Selection:

------------------------------------------------------------

# Favorite steak houses



## Dragoon

It is a short list for me.

1. Kevin Rathbun Steak, Atlanta
2. Bern's, Tampa
3. Ruth's Chris, Savannah


----------



## JohnRov

I don't go to steak houses often as when I travel I'm usually looking for something that is unique to that location but I do end up in one here and there and my favorite so far has been Grill 23 and Bar in Boston.


----------



## eagle2250

Should you find yourself in Valparaiso or Portage, IN, at dinnertime, and are in the mood for a good hunk of burned beef, your first choice of eateries in each case should be Kelsey's. You will know you have arrived when you spot Howie, a 15' tall fake cow, keeping watch over the parking lot!


----------



## Bandit44

If traveling to Charlotte, NC, check out Beef and Bottle. It is an old fashioned steakhouse that looks like a seedy dive from the front, but serves very high quality food. I only eat steak once or twice a year, but when I do, it's the only place I go.
https://beefandbottle.com/


----------



## JerseyJohn

My two all-time favorites: it's been some years since I've been to either of these, but given their age, they probably haven't changed much:

Metropolitan Grill, Seattle 

The Stockyard, Nashville


----------



## greene

When you mention steakhouses, is this primarily American terminolgy for an establishment that just sells the steak cut of meat (from various animals) or typically just meat dishes of many variations?

------------------------------------------------------------

Job A: In the steak house thread, what is the name of the fake cow that keeps watch over the parking lot at Kelsey's?

------------------------------------------------------------

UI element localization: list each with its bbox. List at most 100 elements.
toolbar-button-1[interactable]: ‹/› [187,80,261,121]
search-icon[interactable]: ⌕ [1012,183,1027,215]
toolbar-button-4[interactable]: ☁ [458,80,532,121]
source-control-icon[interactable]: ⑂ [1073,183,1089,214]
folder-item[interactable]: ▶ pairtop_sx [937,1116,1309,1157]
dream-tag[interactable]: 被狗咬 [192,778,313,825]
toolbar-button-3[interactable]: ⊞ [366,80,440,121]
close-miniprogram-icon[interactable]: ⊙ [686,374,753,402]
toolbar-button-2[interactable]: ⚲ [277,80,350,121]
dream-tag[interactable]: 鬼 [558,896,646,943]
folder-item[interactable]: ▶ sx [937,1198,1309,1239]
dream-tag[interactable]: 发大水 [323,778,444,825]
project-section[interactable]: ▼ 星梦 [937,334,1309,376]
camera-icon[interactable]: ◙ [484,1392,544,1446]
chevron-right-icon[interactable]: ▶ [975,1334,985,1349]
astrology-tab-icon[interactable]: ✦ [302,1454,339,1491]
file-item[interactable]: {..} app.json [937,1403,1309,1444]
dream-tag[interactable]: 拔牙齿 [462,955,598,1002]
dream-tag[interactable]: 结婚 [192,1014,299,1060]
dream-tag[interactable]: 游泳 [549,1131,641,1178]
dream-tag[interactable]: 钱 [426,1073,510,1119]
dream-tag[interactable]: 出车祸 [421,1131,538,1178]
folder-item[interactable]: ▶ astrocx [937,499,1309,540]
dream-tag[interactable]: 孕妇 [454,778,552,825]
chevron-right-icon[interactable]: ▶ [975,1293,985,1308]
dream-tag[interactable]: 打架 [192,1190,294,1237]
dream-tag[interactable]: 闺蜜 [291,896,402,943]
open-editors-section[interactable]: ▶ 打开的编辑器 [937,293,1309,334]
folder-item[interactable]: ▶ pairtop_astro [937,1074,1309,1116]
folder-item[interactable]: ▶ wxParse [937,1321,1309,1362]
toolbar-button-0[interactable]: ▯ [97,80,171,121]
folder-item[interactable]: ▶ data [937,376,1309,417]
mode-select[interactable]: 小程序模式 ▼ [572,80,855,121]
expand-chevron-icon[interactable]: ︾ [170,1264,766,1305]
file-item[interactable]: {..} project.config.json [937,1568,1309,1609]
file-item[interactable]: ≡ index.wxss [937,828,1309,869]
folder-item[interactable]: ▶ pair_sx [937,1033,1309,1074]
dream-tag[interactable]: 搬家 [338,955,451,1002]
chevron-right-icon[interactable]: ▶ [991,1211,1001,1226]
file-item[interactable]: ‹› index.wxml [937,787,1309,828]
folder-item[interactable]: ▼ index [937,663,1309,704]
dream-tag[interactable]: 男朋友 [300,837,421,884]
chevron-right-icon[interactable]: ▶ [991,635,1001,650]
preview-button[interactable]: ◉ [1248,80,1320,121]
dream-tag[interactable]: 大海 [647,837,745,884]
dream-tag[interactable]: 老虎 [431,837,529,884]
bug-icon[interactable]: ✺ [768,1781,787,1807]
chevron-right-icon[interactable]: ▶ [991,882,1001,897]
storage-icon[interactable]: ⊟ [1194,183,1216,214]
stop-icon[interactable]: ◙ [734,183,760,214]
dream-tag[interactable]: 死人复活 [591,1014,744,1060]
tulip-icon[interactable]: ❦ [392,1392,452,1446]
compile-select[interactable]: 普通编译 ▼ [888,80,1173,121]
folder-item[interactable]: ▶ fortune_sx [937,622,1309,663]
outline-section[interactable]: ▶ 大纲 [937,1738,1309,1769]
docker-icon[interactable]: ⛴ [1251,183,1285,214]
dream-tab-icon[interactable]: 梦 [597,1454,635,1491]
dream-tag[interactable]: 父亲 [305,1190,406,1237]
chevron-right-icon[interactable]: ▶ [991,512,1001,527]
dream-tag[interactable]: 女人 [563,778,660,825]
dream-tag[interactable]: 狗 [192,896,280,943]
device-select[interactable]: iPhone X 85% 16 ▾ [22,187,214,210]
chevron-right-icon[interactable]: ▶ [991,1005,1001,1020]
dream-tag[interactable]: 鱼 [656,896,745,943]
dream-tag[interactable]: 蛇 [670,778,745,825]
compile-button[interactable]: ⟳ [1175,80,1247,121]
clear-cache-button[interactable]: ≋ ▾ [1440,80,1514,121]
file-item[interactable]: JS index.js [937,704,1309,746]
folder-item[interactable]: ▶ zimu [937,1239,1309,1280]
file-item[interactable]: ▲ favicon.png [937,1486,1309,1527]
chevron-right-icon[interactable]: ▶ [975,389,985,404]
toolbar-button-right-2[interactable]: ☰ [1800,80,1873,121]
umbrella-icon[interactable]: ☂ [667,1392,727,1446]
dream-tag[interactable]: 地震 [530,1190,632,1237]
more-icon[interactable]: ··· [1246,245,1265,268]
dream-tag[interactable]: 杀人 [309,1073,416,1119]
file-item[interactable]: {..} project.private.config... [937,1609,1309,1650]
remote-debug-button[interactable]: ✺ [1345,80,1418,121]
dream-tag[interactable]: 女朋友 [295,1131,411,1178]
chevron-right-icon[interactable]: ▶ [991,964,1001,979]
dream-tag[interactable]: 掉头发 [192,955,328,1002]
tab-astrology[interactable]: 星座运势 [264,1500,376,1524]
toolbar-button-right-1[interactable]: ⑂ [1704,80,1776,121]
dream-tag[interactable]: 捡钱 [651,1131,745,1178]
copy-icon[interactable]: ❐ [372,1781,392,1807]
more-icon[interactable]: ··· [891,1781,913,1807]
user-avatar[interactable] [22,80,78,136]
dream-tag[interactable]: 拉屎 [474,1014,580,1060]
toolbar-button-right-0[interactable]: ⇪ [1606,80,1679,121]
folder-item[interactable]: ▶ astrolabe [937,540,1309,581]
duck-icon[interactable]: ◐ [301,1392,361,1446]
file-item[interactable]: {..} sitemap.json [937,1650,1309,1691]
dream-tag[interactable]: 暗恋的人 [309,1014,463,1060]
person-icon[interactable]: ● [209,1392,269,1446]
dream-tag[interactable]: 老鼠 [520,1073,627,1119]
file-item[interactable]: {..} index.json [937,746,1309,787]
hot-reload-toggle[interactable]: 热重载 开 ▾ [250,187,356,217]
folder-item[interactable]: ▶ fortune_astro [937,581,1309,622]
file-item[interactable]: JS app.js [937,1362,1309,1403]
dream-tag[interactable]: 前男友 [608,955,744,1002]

------------------------------------------------------------

Job B: Substitute "topic-tag" for "dream-tag" throughout the listing, from its first line up to and including the line with "folder-item[interactable]: ▶ pair_sx", and give only those lines, with everything else unchanged.

Response A: Howie

Response B:
UI element localization: list each with its bbox. List at most 100 elements.
toolbar-button-1[interactable]: ‹/› [187,80,261,121]
search-icon[interactable]: ⌕ [1012,183,1027,215]
toolbar-button-4[interactable]: ☁ [458,80,532,121]
source-control-icon[interactable]: ⑂ [1073,183,1089,214]
folder-item[interactable]: ▶ pairtop_sx [937,1116,1309,1157]
topic-tag[interactable]: 被狗咬 [192,778,313,825]
toolbar-button-3[interactable]: ⊞ [366,80,440,121]
close-miniprogram-icon[interactable]: ⊙ [686,374,753,402]
toolbar-button-2[interactable]: ⚲ [277,80,350,121]
topic-tag[interactable]: 鬼 [558,896,646,943]
folder-item[interactable]: ▶ sx [937,1198,1309,1239]
topic-tag[interactable]: 发大水 [323,778,444,825]
project-section[interactable]: ▼ 星梦 [937,334,1309,376]
camera-icon[interactable]: ◙ [484,1392,544,1446]
chevron-right-icon[interactable]: ▶ [975,1334,985,1349]
astrology-tab-icon[interactable]: ✦ [302,1454,339,1491]
file-item[interactable]: {..} app.json [937,1403,1309,1444]
topic-tag[interactable]: 拔牙齿 [462,955,598,1002]
topic-tag[interactable]: 结婚 [192,1014,299,1060]
topic-tag[interactable]: 游泳 [549,1131,641,1178]
topic-tag[interactable]: 钱 [426,1073,510,1119]
topic-tag[interactable]: 出车祸 [421,1131,538,1178]
folder-item[interactable]: ▶ astrocx [937,499,1309,540]
topic-tag[interactable]: 孕妇 [454,778,552,825]
chevron-right-icon[interactable]: ▶ [975,1293,985,1308]
topic-tag[interactable]: 打架 [192,1190,294,1237]
topic-tag[interactable]: 闺蜜 [291,896,402,943]
open-editors-section[interactable]: ▶ 打开的编辑器 [937,293,1309,334]
folder-item[interactable]: ▶ pairtop_astro [937,1074,1309,1116]
folder-item[interactable]: ▶ wxParse [937,1321,1309,1362]
toolbar-button-0[interactable]: ▯ [97,80,171,121]
folder-item[interactable]: ▶ data [937,376,1309,417]
mode-select[interactable]: 小程序模式 ▼ [572,80,855,121]
expand-chevron-icon[interactable]: ︾ [170,1264,766,1305]
file-item[interactable]: {..} project.config.json [937,1568,1309,1609]
file-item[interactable]: ≡ index.wxss [937,828,1309,869]
folder-item[interactable]: ▶ pair_sx [937,1033,1309,1074]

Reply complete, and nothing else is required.